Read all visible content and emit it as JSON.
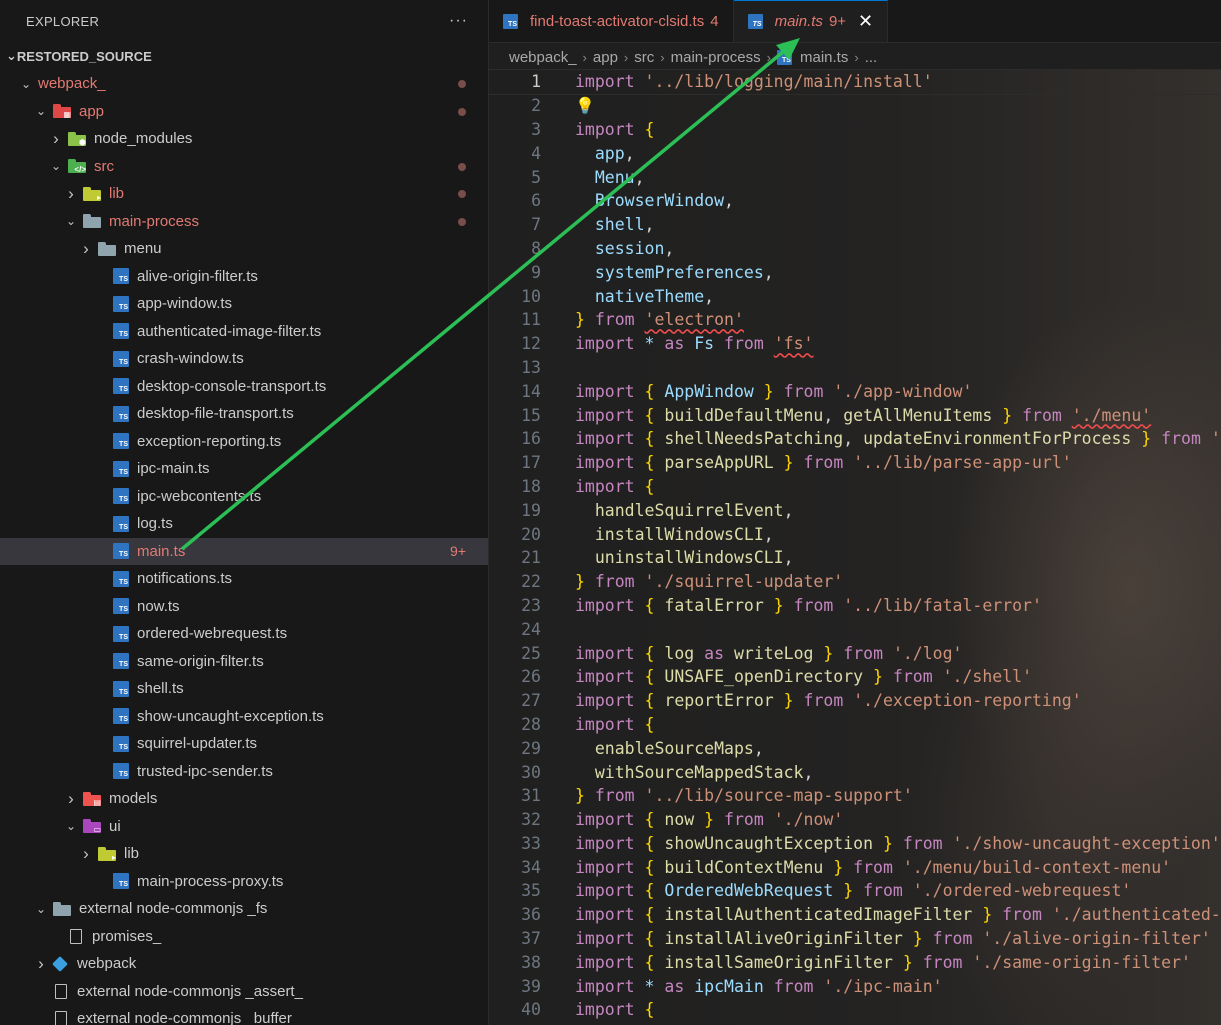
{
  "sidebar": {
    "title": "EXPLORER",
    "more_label": "···",
    "section": "RESTORED_SOURCE",
    "rows": [
      {
        "label": "webpack_",
        "indent": 0,
        "kind": "folder-open",
        "color": "#e27a73",
        "folder": "none",
        "mod": "dot"
      },
      {
        "label": "app",
        "indent": 1,
        "kind": "folder-open",
        "color": "#e27a73",
        "folder": "#e04848",
        "glyph": "▦",
        "mod": "dot"
      },
      {
        "label": "node_modules",
        "indent": 2,
        "kind": "folder-closed",
        "color": "#cccccc",
        "folder": "#8bc34a",
        "glyph": "⬢",
        "mod": ""
      },
      {
        "label": "src",
        "indent": 2,
        "kind": "folder-open",
        "color": "#e27a73",
        "folder": "#4caf50",
        "glyph": "</>",
        "mod": "dot"
      },
      {
        "label": "lib",
        "indent": 3,
        "kind": "folder-closed",
        "color": "#e27a73",
        "folder": "#c0ca33",
        "glyph": "▸",
        "mod": "dot"
      },
      {
        "label": "main-process",
        "indent": 3,
        "kind": "folder-open",
        "color": "#e27a73",
        "folder": "#90a4ae",
        "glyph": "",
        "mod": "dot"
      },
      {
        "label": "menu",
        "indent": 4,
        "kind": "folder-closed",
        "color": "#cccccc",
        "folder": "#90a4ae",
        "glyph": "",
        "mod": ""
      },
      {
        "label": "alive-origin-filter.ts",
        "indent": 5,
        "kind": "ts",
        "color": "#cccccc",
        "mod": ""
      },
      {
        "label": "app-window.ts",
        "indent": 5,
        "kind": "ts",
        "color": "#cccccc",
        "mod": ""
      },
      {
        "label": "authenticated-image-filter.ts",
        "indent": 5,
        "kind": "ts",
        "color": "#cccccc",
        "mod": ""
      },
      {
        "label": "crash-window.ts",
        "indent": 5,
        "kind": "ts",
        "color": "#cccccc",
        "mod": ""
      },
      {
        "label": "desktop-console-transport.ts",
        "indent": 5,
        "kind": "ts",
        "color": "#cccccc",
        "mod": ""
      },
      {
        "label": "desktop-file-transport.ts",
        "indent": 5,
        "kind": "ts",
        "color": "#cccccc",
        "mod": ""
      },
      {
        "label": "exception-reporting.ts",
        "indent": 5,
        "kind": "ts",
        "color": "#cccccc",
        "mod": ""
      },
      {
        "label": "ipc-main.ts",
        "indent": 5,
        "kind": "ts",
        "color": "#cccccc",
        "mod": ""
      },
      {
        "label": "ipc-webcontents.ts",
        "indent": 5,
        "kind": "ts",
        "color": "#cccccc",
        "mod": ""
      },
      {
        "label": "log.ts",
        "indent": 5,
        "kind": "ts",
        "color": "#cccccc",
        "mod": ""
      },
      {
        "label": "main.ts",
        "indent": 5,
        "kind": "ts",
        "color": "#e27a73",
        "mod": "9+",
        "selected": true
      },
      {
        "label": "notifications.ts",
        "indent": 5,
        "kind": "ts",
        "color": "#cccccc",
        "mod": ""
      },
      {
        "label": "now.ts",
        "indent": 5,
        "kind": "ts",
        "color": "#cccccc",
        "mod": ""
      },
      {
        "label": "ordered-webrequest.ts",
        "indent": 5,
        "kind": "ts",
        "color": "#cccccc",
        "mod": ""
      },
      {
        "label": "same-origin-filter.ts",
        "indent": 5,
        "kind": "ts",
        "color": "#cccccc",
        "mod": ""
      },
      {
        "label": "shell.ts",
        "indent": 5,
        "kind": "ts",
        "color": "#cccccc",
        "mod": ""
      },
      {
        "label": "show-uncaught-exception.ts",
        "indent": 5,
        "kind": "ts",
        "color": "#cccccc",
        "mod": ""
      },
      {
        "label": "squirrel-updater.ts",
        "indent": 5,
        "kind": "ts",
        "color": "#cccccc",
        "mod": ""
      },
      {
        "label": "trusted-ipc-sender.ts",
        "indent": 5,
        "kind": "ts",
        "color": "#cccccc",
        "mod": ""
      },
      {
        "label": "models",
        "indent": 3,
        "kind": "folder-closed",
        "color": "#cccccc",
        "folder": "#ef5350",
        "glyph": "▤",
        "mod": ""
      },
      {
        "label": "ui",
        "indent": 3,
        "kind": "folder-open",
        "color": "#cccccc",
        "folder": "#ab47bc",
        "glyph": "▭",
        "mod": ""
      },
      {
        "label": "lib",
        "indent": 4,
        "kind": "folder-closed",
        "color": "#cccccc",
        "folder": "#c0ca33",
        "glyph": "▸",
        "mod": ""
      },
      {
        "label": "main-process-proxy.ts",
        "indent": 5,
        "kind": "ts",
        "color": "#cccccc",
        "mod": ""
      },
      {
        "label": "external node-commonjs _fs",
        "indent": 1,
        "kind": "folder-open",
        "color": "#cccccc",
        "folder": "#90a4ae",
        "glyph": "",
        "mod": ""
      },
      {
        "label": "promises_",
        "indent": 2,
        "kind": "page",
        "color": "#cccccc",
        "mod": ""
      },
      {
        "label": "webpack",
        "indent": 1,
        "kind": "box-closed",
        "color": "#cccccc",
        "mod": ""
      },
      {
        "label": "external node-commonjs _assert_",
        "indent": 1,
        "kind": "page-flat",
        "color": "#cccccc",
        "mod": ""
      },
      {
        "label": "external node-commonjs _buffer",
        "indent": 1,
        "kind": "page-flat",
        "color": "#cccccc",
        "mod": ""
      }
    ]
  },
  "tabs": [
    {
      "label": "find-toast-activator-clsid.ts",
      "problems": "4",
      "active": false
    },
    {
      "label": "main.ts",
      "problems": "9+",
      "active": true,
      "close": "✕"
    }
  ],
  "breadcrumb": [
    "webpack_",
    "app",
    "src",
    "main-process",
    "main.ts",
    "..."
  ],
  "code": [
    [
      [
        "kw",
        "import "
      ],
      [
        "str",
        "'../lib/logging/main/install'"
      ]
    ],
    [
      [
        "bulb",
        "💡"
      ]
    ],
    [
      [
        "kw",
        "import "
      ],
      [
        "brace",
        "{"
      ]
    ],
    [
      [
        "txt",
        "  "
      ],
      [
        "var",
        "app"
      ],
      [
        "txt",
        ","
      ]
    ],
    [
      [
        "txt",
        "  "
      ],
      [
        "var",
        "Menu"
      ],
      [
        "txt",
        ","
      ]
    ],
    [
      [
        "txt",
        "  "
      ],
      [
        "var",
        "BrowserWindow"
      ],
      [
        "txt",
        ","
      ]
    ],
    [
      [
        "txt",
        "  "
      ],
      [
        "var",
        "shell"
      ],
      [
        "txt",
        ","
      ]
    ],
    [
      [
        "txt",
        "  "
      ],
      [
        "var",
        "session"
      ],
      [
        "txt",
        ","
      ]
    ],
    [
      [
        "txt",
        "  "
      ],
      [
        "var",
        "systemPreferences"
      ],
      [
        "txt",
        ","
      ]
    ],
    [
      [
        "txt",
        "  "
      ],
      [
        "var",
        "nativeTheme"
      ],
      [
        "txt",
        ","
      ]
    ],
    [
      [
        "brace",
        "}"
      ],
      [
        "kw",
        " from "
      ],
      [
        "str squig",
        "'electron'"
      ]
    ],
    [
      [
        "kw",
        "import "
      ],
      [
        "var",
        "* "
      ],
      [
        "kw",
        "as "
      ],
      [
        "var",
        "Fs "
      ],
      [
        "kw",
        "from "
      ],
      [
        "str squig",
        "'fs'"
      ]
    ],
    [],
    [
      [
        "kw",
        "import "
      ],
      [
        "brace",
        "{ "
      ],
      [
        "var",
        "AppWindow "
      ],
      [
        "brace",
        "}"
      ],
      [
        "kw",
        " from "
      ],
      [
        "str",
        "'./app-window'"
      ]
    ],
    [
      [
        "kw",
        "import "
      ],
      [
        "brace",
        "{ "
      ],
      [
        "fn",
        "buildDefaultMenu"
      ],
      [
        "txt",
        ", "
      ],
      [
        "fn",
        "getAllMenuItems "
      ],
      [
        "brace",
        "}"
      ],
      [
        "kw",
        " from "
      ],
      [
        "str squig",
        "'./menu'"
      ]
    ],
    [
      [
        "kw",
        "import "
      ],
      [
        "brace",
        "{ "
      ],
      [
        "fn",
        "shellNeedsPatching"
      ],
      [
        "txt",
        ", "
      ],
      [
        "fn",
        "updateEnvironmentForProcess "
      ],
      [
        "brace",
        "}"
      ],
      [
        "kw",
        " from "
      ],
      [
        "str",
        "'..."
      ]
    ],
    [
      [
        "kw",
        "import "
      ],
      [
        "brace",
        "{ "
      ],
      [
        "fn",
        "parseAppURL "
      ],
      [
        "brace",
        "}"
      ],
      [
        "kw",
        " from "
      ],
      [
        "str",
        "'../lib/parse-app-url'"
      ]
    ],
    [
      [
        "kw",
        "import "
      ],
      [
        "brace",
        "{"
      ]
    ],
    [
      [
        "txt",
        "  "
      ],
      [
        "fn",
        "handleSquirrelEvent"
      ],
      [
        "txt",
        ","
      ]
    ],
    [
      [
        "txt",
        "  "
      ],
      [
        "fn",
        "installWindowsCLI"
      ],
      [
        "txt",
        ","
      ]
    ],
    [
      [
        "txt",
        "  "
      ],
      [
        "fn",
        "uninstallWindowsCLI"
      ],
      [
        "txt",
        ","
      ]
    ],
    [
      [
        "brace",
        "}"
      ],
      [
        "kw",
        " from "
      ],
      [
        "str",
        "'./squirrel-updater'"
      ]
    ],
    [
      [
        "kw",
        "import "
      ],
      [
        "brace",
        "{ "
      ],
      [
        "fn",
        "fatalError "
      ],
      [
        "brace",
        "}"
      ],
      [
        "kw",
        " from "
      ],
      [
        "str",
        "'../lib/fatal-error'"
      ]
    ],
    [],
    [
      [
        "kw",
        "import "
      ],
      [
        "brace",
        "{ "
      ],
      [
        "fn",
        "log "
      ],
      [
        "kw",
        "as "
      ],
      [
        "fn",
        "writeLog "
      ],
      [
        "brace",
        "}"
      ],
      [
        "kw",
        " from "
      ],
      [
        "str",
        "'./log'"
      ]
    ],
    [
      [
        "kw",
        "import "
      ],
      [
        "brace",
        "{ "
      ],
      [
        "fn",
        "UNSAFE_openDirectory "
      ],
      [
        "brace",
        "}"
      ],
      [
        "kw",
        " from "
      ],
      [
        "str",
        "'./shell'"
      ]
    ],
    [
      [
        "kw",
        "import "
      ],
      [
        "brace",
        "{ "
      ],
      [
        "fn",
        "reportError "
      ],
      [
        "brace",
        "}"
      ],
      [
        "kw",
        " from "
      ],
      [
        "str",
        "'./exception-reporting'"
      ]
    ],
    [
      [
        "kw",
        "import "
      ],
      [
        "brace",
        "{"
      ]
    ],
    [
      [
        "txt",
        "  "
      ],
      [
        "fn",
        "enableSourceMaps"
      ],
      [
        "txt",
        ","
      ]
    ],
    [
      [
        "txt",
        "  "
      ],
      [
        "fn",
        "withSourceMappedStack"
      ],
      [
        "txt",
        ","
      ]
    ],
    [
      [
        "brace",
        "}"
      ],
      [
        "kw",
        " from "
      ],
      [
        "str",
        "'../lib/source-map-support'"
      ]
    ],
    [
      [
        "kw",
        "import "
      ],
      [
        "brace",
        "{ "
      ],
      [
        "fn",
        "now "
      ],
      [
        "brace",
        "}"
      ],
      [
        "kw",
        " from "
      ],
      [
        "str",
        "'./now'"
      ]
    ],
    [
      [
        "kw",
        "import "
      ],
      [
        "brace",
        "{ "
      ],
      [
        "fn",
        "showUncaughtException "
      ],
      [
        "brace",
        "}"
      ],
      [
        "kw",
        " from "
      ],
      [
        "str",
        "'./show-uncaught-exception'"
      ]
    ],
    [
      [
        "kw",
        "import "
      ],
      [
        "brace",
        "{ "
      ],
      [
        "fn",
        "buildContextMenu "
      ],
      [
        "brace",
        "}"
      ],
      [
        "kw",
        " from "
      ],
      [
        "str",
        "'./menu/build-context-menu'"
      ]
    ],
    [
      [
        "kw",
        "import "
      ],
      [
        "brace",
        "{ "
      ],
      [
        "var",
        "OrderedWebRequest "
      ],
      [
        "brace",
        "}"
      ],
      [
        "kw",
        " from "
      ],
      [
        "str",
        "'./ordered-webrequest'"
      ]
    ],
    [
      [
        "kw",
        "import "
      ],
      [
        "brace",
        "{ "
      ],
      [
        "fn",
        "installAuthenticatedImageFilter "
      ],
      [
        "brace",
        "}"
      ],
      [
        "kw",
        " from "
      ],
      [
        "str",
        "'./authenticated-ima"
      ]
    ],
    [
      [
        "kw",
        "import "
      ],
      [
        "brace",
        "{ "
      ],
      [
        "fn",
        "installAliveOriginFilter "
      ],
      [
        "brace",
        "}"
      ],
      [
        "kw",
        " from "
      ],
      [
        "str",
        "'./alive-origin-filter'"
      ]
    ],
    [
      [
        "kw",
        "import "
      ],
      [
        "brace",
        "{ "
      ],
      [
        "fn",
        "installSameOriginFilter "
      ],
      [
        "brace",
        "}"
      ],
      [
        "kw",
        " from "
      ],
      [
        "str",
        "'./same-origin-filter'"
      ]
    ],
    [
      [
        "kw",
        "import "
      ],
      [
        "var",
        "* "
      ],
      [
        "kw",
        "as "
      ],
      [
        "var",
        "ipcMain "
      ],
      [
        "kw",
        "from "
      ],
      [
        "str",
        "'./ipc-main'"
      ]
    ],
    [
      [
        "kw",
        "import "
      ],
      [
        "brace",
        "{"
      ]
    ]
  ],
  "colors": {
    "accent": "#0078d4",
    "modified": "#e27a73",
    "arrow": "#2bbf55"
  }
}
=====
Give only the count of lines in this material that contain the string "desktop".

OUTPUT: 2